Items:
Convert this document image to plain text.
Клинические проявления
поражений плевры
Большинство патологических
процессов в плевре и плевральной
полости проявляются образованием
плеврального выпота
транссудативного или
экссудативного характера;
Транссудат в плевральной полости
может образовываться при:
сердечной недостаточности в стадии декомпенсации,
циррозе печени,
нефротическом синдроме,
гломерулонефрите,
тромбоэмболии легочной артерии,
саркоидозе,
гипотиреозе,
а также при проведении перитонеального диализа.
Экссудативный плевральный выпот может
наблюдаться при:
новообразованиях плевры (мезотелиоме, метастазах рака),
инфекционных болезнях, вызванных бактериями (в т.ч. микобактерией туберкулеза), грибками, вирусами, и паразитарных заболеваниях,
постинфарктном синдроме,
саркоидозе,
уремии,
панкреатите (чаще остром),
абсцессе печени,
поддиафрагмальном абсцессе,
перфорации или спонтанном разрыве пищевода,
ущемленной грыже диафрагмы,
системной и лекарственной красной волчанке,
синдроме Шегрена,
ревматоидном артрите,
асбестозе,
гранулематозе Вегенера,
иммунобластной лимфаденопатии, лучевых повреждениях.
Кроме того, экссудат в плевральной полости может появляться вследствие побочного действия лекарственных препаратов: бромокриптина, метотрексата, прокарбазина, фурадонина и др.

Task to complete: Reproduce all of the data exactly as given.

Full response:
Convert this document image to plain text.
Клинические проявления
поражений плевры
Большинство патологических
процессов в плевре и плевральной
полости проявляются образованием
плеврального выпота
транссудативного или
экссудативного характера;
Транссудат в плевральной полости
может образовываться при:
сердечной недостаточности в стадии декомпенсации,
циррозе печени,
нефротическом синдроме,
гломерулонефрите,
тромбоэмболии легочной артерии,
саркоидозе,
гипотиреозе,
а также при проведении перитонеального диализа.
Экссудативный плевральный выпот может
наблюдаться при:
новообразованиях плевры (мезотелиоме, метастазах рака),
инфекционных болезнях, вызванных бактериями (в т.ч. микобактерией туберкулеза), грибками, вирусами, и паразитарных заболеваниях,
постинфарктном синдроме,
саркоидозе,
уремии,
панкреатите (чаще остром),
абсцессе печени,
поддиафрагмальном абсцессе,
перфорации или спонтанном разрыве пищевода,
ущемленной грыже диафрагмы,
системной и лекарственной красной волчанке,
синдроме Шегрена,
ревматоидном артрите,
асбестозе,
гранулематозе Вегенера,
иммунобластной лимфаденопатии, лучевых повреждениях.
Кроме того, экссудат в плевральной полости может появляться вследствие побочного действия лекарственных препаратов: бромокриптина, метотрексата, прокарбазина, фурадонина и др.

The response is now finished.